• **Goal of the exercise**: Copy out all the records exactly.

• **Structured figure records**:
■ ■ ■ ■ ■
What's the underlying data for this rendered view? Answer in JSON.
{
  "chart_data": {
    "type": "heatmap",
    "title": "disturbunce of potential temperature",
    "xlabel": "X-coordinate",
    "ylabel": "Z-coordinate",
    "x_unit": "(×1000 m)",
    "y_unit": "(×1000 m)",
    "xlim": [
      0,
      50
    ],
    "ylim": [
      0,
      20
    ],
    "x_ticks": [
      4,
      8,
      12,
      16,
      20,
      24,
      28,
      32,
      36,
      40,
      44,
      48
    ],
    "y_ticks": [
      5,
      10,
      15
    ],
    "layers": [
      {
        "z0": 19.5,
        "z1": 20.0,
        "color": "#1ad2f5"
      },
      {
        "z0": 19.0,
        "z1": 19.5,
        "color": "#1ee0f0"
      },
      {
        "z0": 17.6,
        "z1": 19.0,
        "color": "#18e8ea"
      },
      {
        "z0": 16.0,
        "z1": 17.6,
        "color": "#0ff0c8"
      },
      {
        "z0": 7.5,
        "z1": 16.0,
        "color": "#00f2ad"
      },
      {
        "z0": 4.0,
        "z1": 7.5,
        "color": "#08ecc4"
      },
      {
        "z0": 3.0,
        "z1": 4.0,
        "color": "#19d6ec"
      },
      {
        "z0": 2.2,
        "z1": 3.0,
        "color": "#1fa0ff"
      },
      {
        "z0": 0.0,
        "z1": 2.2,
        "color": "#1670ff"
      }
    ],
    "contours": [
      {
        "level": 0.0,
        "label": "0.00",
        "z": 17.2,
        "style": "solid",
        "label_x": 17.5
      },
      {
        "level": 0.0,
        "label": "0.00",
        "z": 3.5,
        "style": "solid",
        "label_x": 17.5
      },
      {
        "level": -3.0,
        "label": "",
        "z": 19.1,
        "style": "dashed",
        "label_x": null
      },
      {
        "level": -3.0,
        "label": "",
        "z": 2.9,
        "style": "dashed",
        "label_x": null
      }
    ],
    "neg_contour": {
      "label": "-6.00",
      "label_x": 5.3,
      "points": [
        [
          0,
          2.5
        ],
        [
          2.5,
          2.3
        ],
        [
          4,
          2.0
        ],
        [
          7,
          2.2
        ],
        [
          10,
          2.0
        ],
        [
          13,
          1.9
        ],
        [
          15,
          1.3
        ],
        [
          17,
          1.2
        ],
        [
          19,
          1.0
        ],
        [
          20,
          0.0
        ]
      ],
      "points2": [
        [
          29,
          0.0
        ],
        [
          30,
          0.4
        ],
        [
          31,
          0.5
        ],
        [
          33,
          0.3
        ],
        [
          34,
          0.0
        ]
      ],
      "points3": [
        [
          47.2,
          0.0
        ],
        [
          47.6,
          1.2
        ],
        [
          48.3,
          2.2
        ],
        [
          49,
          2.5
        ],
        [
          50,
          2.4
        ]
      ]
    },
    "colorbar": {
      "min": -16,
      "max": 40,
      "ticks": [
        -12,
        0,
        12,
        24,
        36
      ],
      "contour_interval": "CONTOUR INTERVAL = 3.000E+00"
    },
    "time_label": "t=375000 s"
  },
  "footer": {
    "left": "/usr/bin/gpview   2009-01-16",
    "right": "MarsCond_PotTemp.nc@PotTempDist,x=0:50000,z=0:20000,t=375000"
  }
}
■ ■ ■ ■ ■
• **Result**:
What's the underlying data for this rendered view? Answer in JSON.
{
  "chart_data": {
    "type": "heatmap",
    "title": "disturbunce of potential temperature",
    "xlabel": "X-coordinate",
    "ylabel": "Z-coordinate",
    "x_unit": "(×1000 m)",
    "y_unit": "(×1000 m)",
    "xlim": [
      0,
      50
    ],
    "ylim": [
      0,
      20
    ],
    "x_ticks": [
      4,
      8,
      12,
      16,
      20,
      24,
      28,
      32,
      36,
      40,
      44,
      48
    ],
    "y_ticks": [
      5,
      10,
      15
    ],
    "layers": [
      {
        "z0": 19.5,
        "z1": 20.0,
        "color": "#1ad2f5"
      },
      {
        "z0": 19.0,
        "z1": 19.5,
        "color": "#1ee0f0"
      },
      {
        "z0": 17.6,
        "z1": 19.0,
        "color": "#18e8ea"
      },
      {
        "z0": 16.0,
        "z1": 17.6,
        "color": "#0ff0c8"
      },
      {
        "z0": 7.5,
        "z1": 16.0,
        "color": "#00f2ad"
      },
      {
        "z0": 4.0,
        "z1": 7.5,
        "color": "#08ecc4"
      },
      {
        "z0": 3.0,
        "z1": 4.0,
        "color": "#19d6ec"
      },
      {
        "z0": 2.2,
        "z1": 3.0,
        "color": "#1fa0ff"
      },
      {
        "z0": 0.0,
        "z1": 2.2,
        "color": "#1670ff"
      }
    ],
    "contours": [
      {
        "level": 0.0,
        "label": "0.00",
        "z": 17.2,
        "style": "solid",
        "label_x": 17.5
      },
      {
        "level": 0.0,
        "label": "0.00",
        "z": 3.5,
        "style": "solid",
        "label_x": 17.5
      },
      {
        "level": -3.0,
        "label": "",
        "z": 19.1,
        "style": "dashed",
        "label_x": null
      },
      {
        "level": -3.0,
        "label": "",
        "z": 2.9,
        "style": "dashed",
        "label_x": null
      }
    ],
    "neg_contour": {
      "label": "-6.00",
      "label_x": 5.3,
      "points": [
        [
          0,
          2.5
        ],
        [
          2.5,
          2.3
        ],
        [
          4,
          2.0
        ],
        [
          7,
          2.2
        ],
        [
          10,
          2.0
        ],
        [
          13,
          1.9
        ],
        [
          15,
          1.3
        ],
        [
          17,
          1.2
        ],
        [
          19,
          1.0
        ],
        [
          20,
          0.0
        ]
      ],
      "points2": [
        [
          29,
          0.0
        ],
        [
          30,
          0.4
        ],
        [
          31,
          0.5
        ],
        [
          33,
          0.3
        ],
        [
          34,
          0.0
        ]
      ],
      "points3": [
        [
          47.2,
          0.0
        ],
        [
          47.6,
          1.2
        ],
        [
          48.3,
          2.2
        ],
        [
          49,
          2.5
        ],
        [
          50,
          2.4
        ]
      ]
    },
    "colorbar": {
      "min": -16,
      "max": 40,
      "ticks": [
        -12,
        0,
        12,
        24,
        36
      ],
      "contour_interval": "CONTOUR INTERVAL = 3.000E+00"
    },
    "time_label": "t=375000 s"
  },
  "footer": {
    "left": "/usr/bin/gpview   2009-01-16",
    "right": "MarsCond_PotTemp.nc@PotTempDist,x=0:50000,z=0:20000,t=375000"
  }
}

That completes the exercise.